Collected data

## START

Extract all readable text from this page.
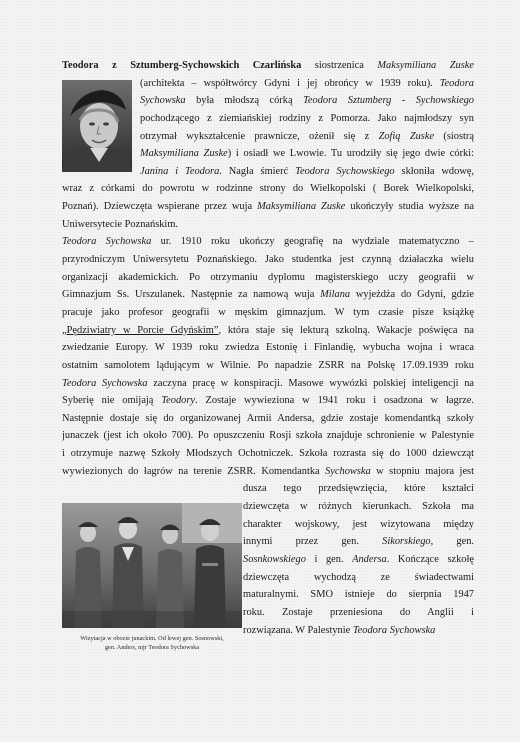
Wizytacja w obozie junackim. Od lewej gen. Sosnowski,
gen. Anders, mjr Teodora Sychowska
Teodora z Sztumberg-Sychowskich Czarlińska siostrzenica Maksymiliana Zuske
(architekta – współtwórcy Gdyni i jej obrońcy w 1939 roku). Teodora
Sychowska była młodszą córką Teodora Sztumberg - Sychowskiego
pochodzącego z ziemiańskiej rodziny z Pomorza. Jako najmłodszy syn
otrzymał wykształcenie prawnicze, ożenił się z Zofią Zuske (siostrą
Maksymiliana Zuske) i osiadł we Lwowie. Tu urodziły się jego dwie córki:
Janina i Teodora. Nagła śmierć Teodora Sychowskiego skłoniła wdowę,
wraz z córkami do powrotu w rodzinne strony do Wielkopolski ( Borek Wielkopolski,
Poznań). Dziewczęta wspierane przez wuja Maksymiliana Zuske ukończyły studia wyższe na
Uniwersytecie Poznańskim.
Teodora Sychowska ur. 1910 roku ukończy geografię na wydziale matematyczno –
przyrodniczym Uniwersytetu Poznańskiego. Jako studentka jest czynną działaczka wielu
organizacji akademickich. Po otrzymaniu dyplomu magisterskiego uczy geografii w
Gimnazjum Ss. Urszulanek. Następnie za namową wuja Milana wyjeżdża do Gdyni, gdzie
pracuje jako profesor geografii w męskim gimnazjum. W tym czasie pisze książkę
„Pędziwiatry w Porcie Gdyńskim”, która staje się lekturą szkolną. Wakacje poświęca na
zwiedzanie Europy. W 1939 roku zwiedza Estonię i Finlandię, wybucha wojna i wraca
ostatnim samolotem lądującym w Wilnie. Po napadzie ZSRR na Polskę 17.09.1939 roku
Teodora Sychowska zaczyna pracę w konspiracji. Masowe wywózki polskiej inteligencji na
Syberię nie omijają Teodory. Zostaje wywieziona w 1941 roku i osadzona w łagrze.
Następnie dostaje się do organizowanej Armii Andersa, gdzie zostaje komendantką szkoły
junaczek (jest ich około 700). Po opuszczeniu Rosji szkoła znajduje schronienie w Palestynie
i otrzymuje nazwę Szkoły Młodszych Ochotniczek. Szkoła rozrasta się do 1000 dziewcząt
wywiezionych do łagrów na terenie ZSRR. Komendantka Sychowska w stopniu majora jest
dusza tego przedsięwzięcia, które kształci
dziewczęta w różnych kierunkach. Szkoła ma
charakter wojskowy, jest wizytowana między
innymi przez gen. Sikorskiego, gen.
Sosnkowskiego i gen. Andersa. Kończące szkołę
dziewczęta wychodzą ze świadectwami
maturalnymi. SMO istnieje do sierpnia 1947
roku. Zostaje przeniesiona do Anglii i
rozwiązana. W Palestynie Teodora Sychowska
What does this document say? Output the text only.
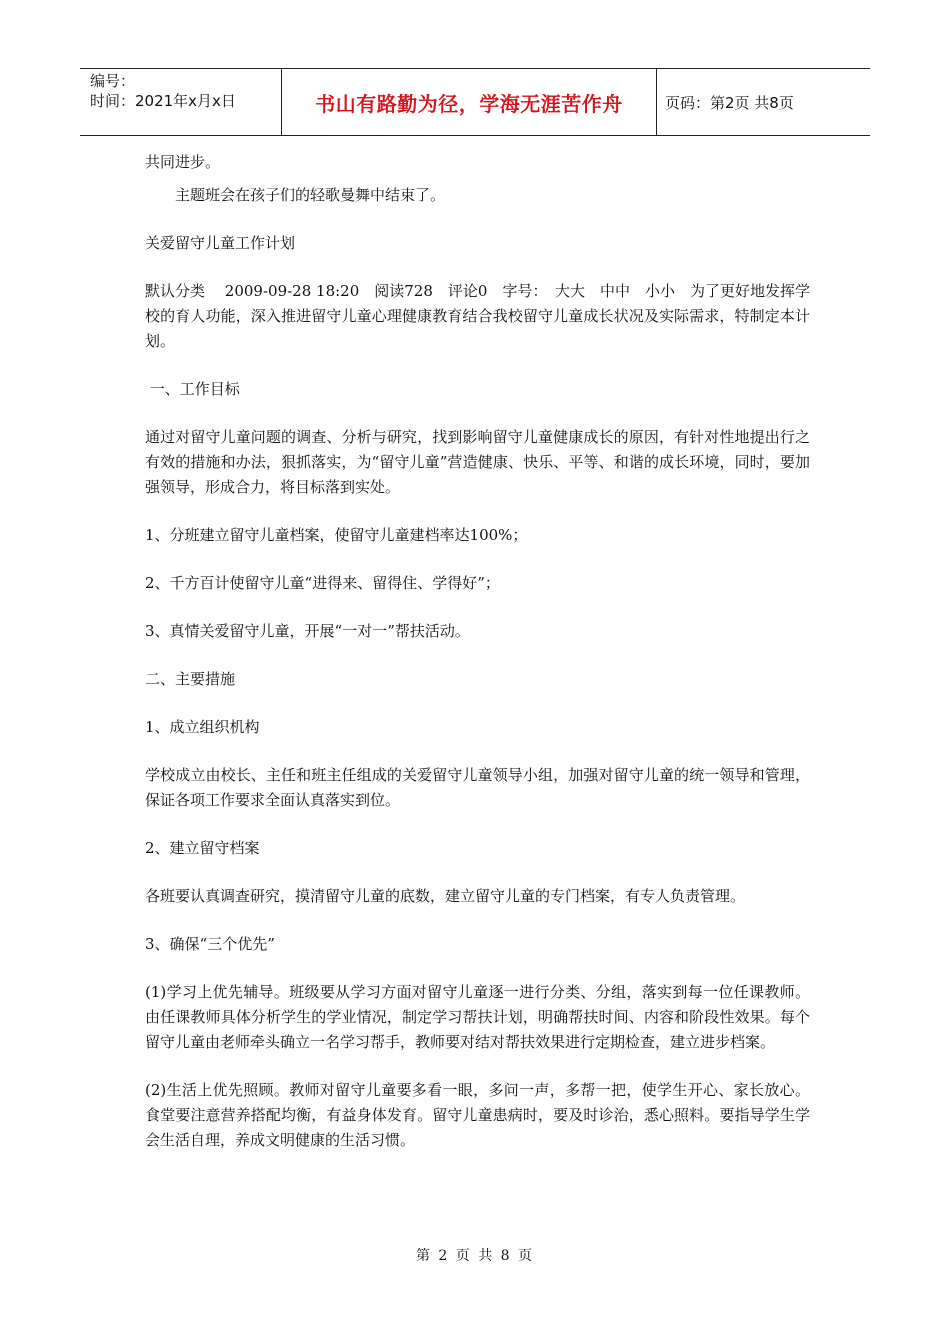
编号：
时间：2021年x月x日	书山有路勤为径，学海无涯苦作舟	页码：第2页 共8页

共同进步。

主题班会在孩子们的轻歌曼舞中结束了。

关爱留守儿童工作计划

默认分类　 2009-09-28 18:20　阅读728　评论0　字号：　大大　中中　小小　为了更好地发挥学校的育人功能，深入推进留守儿童心理健康教育结合我校留守儿童成长状况及实际需求，特制定本计划。

一、工作目标

通过对留守儿童问题的调查、分析与研究，找到影响留守儿童健康成长的原因，有针对性地提出行之有效的措施和办法，狠抓落实，为“留守儿童”营造健康、快乐、平等、和谐的成长环境，同时，要加强领导，形成合力，将目标落到实处。

1、分班建立留守儿童档案，使留守儿童建档率达100%；

2、千方百计使留守儿童“进得来、留得住、学得好”；

3、真情关爱留守儿童，开展“一对一”帮扶活动。

二、主要措施

1、成立组织机构

学校成立由校长、主任和班主任组成的关爱留守儿童领导小组，加强对留守儿童的统一领导和管理，保证各项工作要求全面认真落实到位。

2、建立留守档案

各班要认真调查研究，摸清留守儿童的底数，建立留守儿童的专门档案，有专人负责管理。

3、确保“三个优先”

(1)学习上优先辅导。班级要从学习方面对留守儿童逐一进行分类、分组，落实到每一位任课教师。由任课教师具体分析学生的学业情况，制定学习帮扶计划，明确帮扶时间、内容和阶段性效果。每个留守儿童由老师牵头确立一名学习帮手，教师要对结对帮扶效果进行定期检查，建立进步档案。

(2)生活上优先照顾。教师对留守儿童要多看一眼，多问一声，多帮一把，使学生开心、家长放心。食堂要注意营养搭配均衡，有益身体发育。留守儿童患病时，要及时诊治，悉心照料。要指导学生学会生活自理，养成文明健康的生活习惯。

第 2 页 共 8 页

## END

■ EXERCISE REQUIREMENTS ■
Please retype the lines from the one that contains "What does this" to the final line of the records, both included, exactly as written and without any pictures.

■ REPLY TO THE TASK ■
What does this document say? Output the text only.
编号：
时间：2021年x月x日	书山有路勤为径，学海无涯苦作舟	页码：第2页 共8页

共同进步。

主题班会在孩子们的轻歌曼舞中结束了。

关爱留守儿童工作计划

默认分类　 2009-09-28 18:20　阅读728　评论0　字号：　大大　中中　小小　为了更好地发挥学校的育人功能，深入推进留守儿童心理健康教育结合我校留守儿童成长状况及实际需求，特制定本计划。

一、工作目标

通过对留守儿童问题的调查、分析与研究，找到影响留守儿童健康成长的原因，有针对性地提出行之有效的措施和办法，狠抓落实，为“留守儿童”营造健康、快乐、平等、和谐的成长环境，同时，要加强领导，形成合力，将目标落到实处。

1、分班建立留守儿童档案，使留守儿童建档率达100%；

2、千方百计使留守儿童“进得来、留得住、学得好”；

3、真情关爱留守儿童，开展“一对一”帮扶活动。

二、主要措施

1、成立组织机构

学校成立由校长、主任和班主任组成的关爱留守儿童领导小组，加强对留守儿童的统一领导和管理，保证各项工作要求全面认真落实到位。

2、建立留守档案

各班要认真调查研究，摸清留守儿童的底数，建立留守儿童的专门档案，有专人负责管理。

3、确保“三个优先”

(1)学习上优先辅导。班级要从学习方面对留守儿童逐一进行分类、分组，落实到每一位任课教师。由任课教师具体分析学生的学业情况，制定学习帮扶计划，明确帮扶时间、内容和阶段性效果。每个留守儿童由老师牵头确立一名学习帮手，教师要对结对帮扶效果进行定期检查，建立进步档案。

(2)生活上优先照顾。教师对留守儿童要多看一眼，多问一声，多帮一把，使学生开心、家长放心。食堂要注意营养搭配均衡，有益身体发育。留守儿童患病时，要及时诊治，悉心照料。要指导学生学会生活自理，养成文明健康的生活习惯。

第 2 页 共 8 页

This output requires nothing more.